Job: Retype the records below word for word and omit any image.

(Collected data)
·····
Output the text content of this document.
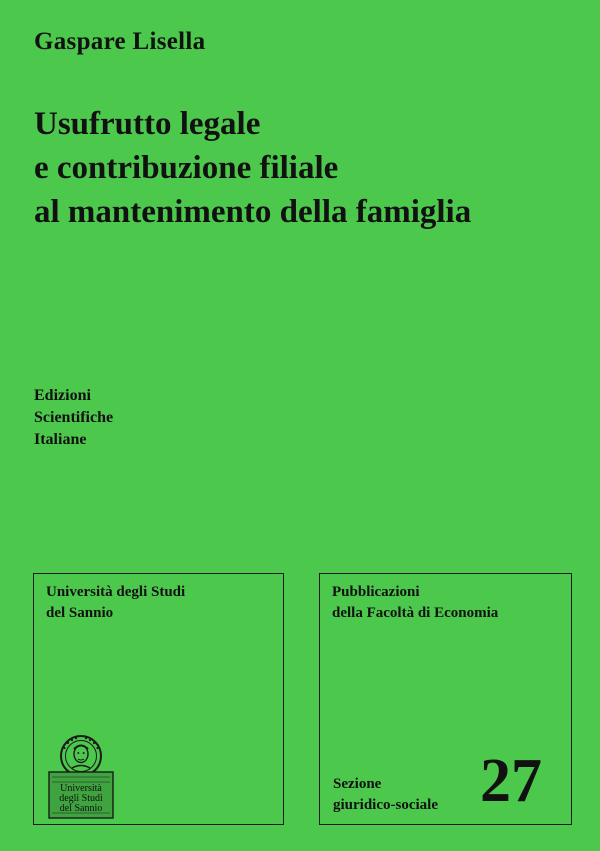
Gaspare Lisella
Usufrutto legale
e contribuzione filiale
al mantenimento della famiglia
Edizioni
Scientifiche
Italiane
Università degli Studi
del Sannio
Università
degli Studi
del Sannio
Pubblicazioni
della Facoltà di Economia
Sezione
giuridico-sociale 27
·····
Exercise result:
Output the text content of this document.
Gaspare Lisella
Usufrutto legale
e contribuzione filiale
al mantenimento della famiglia
Edizioni
Scientifiche
Italiane
Università degli Studi
del Sannio
Università
degli Studi
del Sannio
Pubblicazioni
della Facoltà di Economia
Sezione
giuridico-sociale 27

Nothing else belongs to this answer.